/---

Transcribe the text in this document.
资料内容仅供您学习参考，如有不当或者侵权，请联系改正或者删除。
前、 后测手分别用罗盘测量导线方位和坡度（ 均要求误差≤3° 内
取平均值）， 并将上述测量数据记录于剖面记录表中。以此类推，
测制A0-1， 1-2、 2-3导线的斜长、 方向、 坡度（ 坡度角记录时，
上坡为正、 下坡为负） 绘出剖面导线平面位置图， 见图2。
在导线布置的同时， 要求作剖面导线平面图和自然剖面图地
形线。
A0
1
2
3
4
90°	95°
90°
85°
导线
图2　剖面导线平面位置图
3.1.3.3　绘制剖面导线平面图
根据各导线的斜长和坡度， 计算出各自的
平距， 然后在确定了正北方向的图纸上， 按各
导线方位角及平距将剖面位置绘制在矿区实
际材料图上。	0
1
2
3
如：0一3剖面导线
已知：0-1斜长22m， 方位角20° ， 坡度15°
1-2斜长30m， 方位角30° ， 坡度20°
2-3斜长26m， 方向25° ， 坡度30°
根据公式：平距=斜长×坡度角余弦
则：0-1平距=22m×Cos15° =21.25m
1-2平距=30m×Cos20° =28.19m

\---

#### Objective:
Print all of the entries exactly as they appear.

#### Right answer:
Transcribe the text in this document.
资料内容仅供您学习参考，如有不当或者侵权，请联系改正或者删除。
前、 后测手分别用罗盘测量导线方位和坡度（ 均要求误差≤3° 内
取平均值）， 并将上述测量数据记录于剖面记录表中。以此类推，
测制A0-1， 1-2、 2-3导线的斜长、 方向、 坡度（ 坡度角记录时，
上坡为正、 下坡为负） 绘出剖面导线平面位置图， 见图2。
在导线布置的同时， 要求作剖面导线平面图和自然剖面图地
形线。
A0
1
2
3
4
90°	95°
90°
85°
导线
图2　剖面导线平面位置图
3.1.3.3　绘制剖面导线平面图
根据各导线的斜长和坡度， 计算出各自的
平距， 然后在确定了正北方向的图纸上， 按各
导线方位角及平距将剖面位置绘制在矿区实
际材料图上。	0
1
2
3
如：0一3剖面导线
已知：0-1斜长22m， 方位角20° ， 坡度15°
1-2斜长30m， 方位角30° ， 坡度20°
2-3斜长26m， 方向25° ， 坡度30°
根据公式：平距=斜长×坡度角余弦
则：0-1平距=22m×Cos15° =21.25m
1-2平距=30m×Cos20° =28.19m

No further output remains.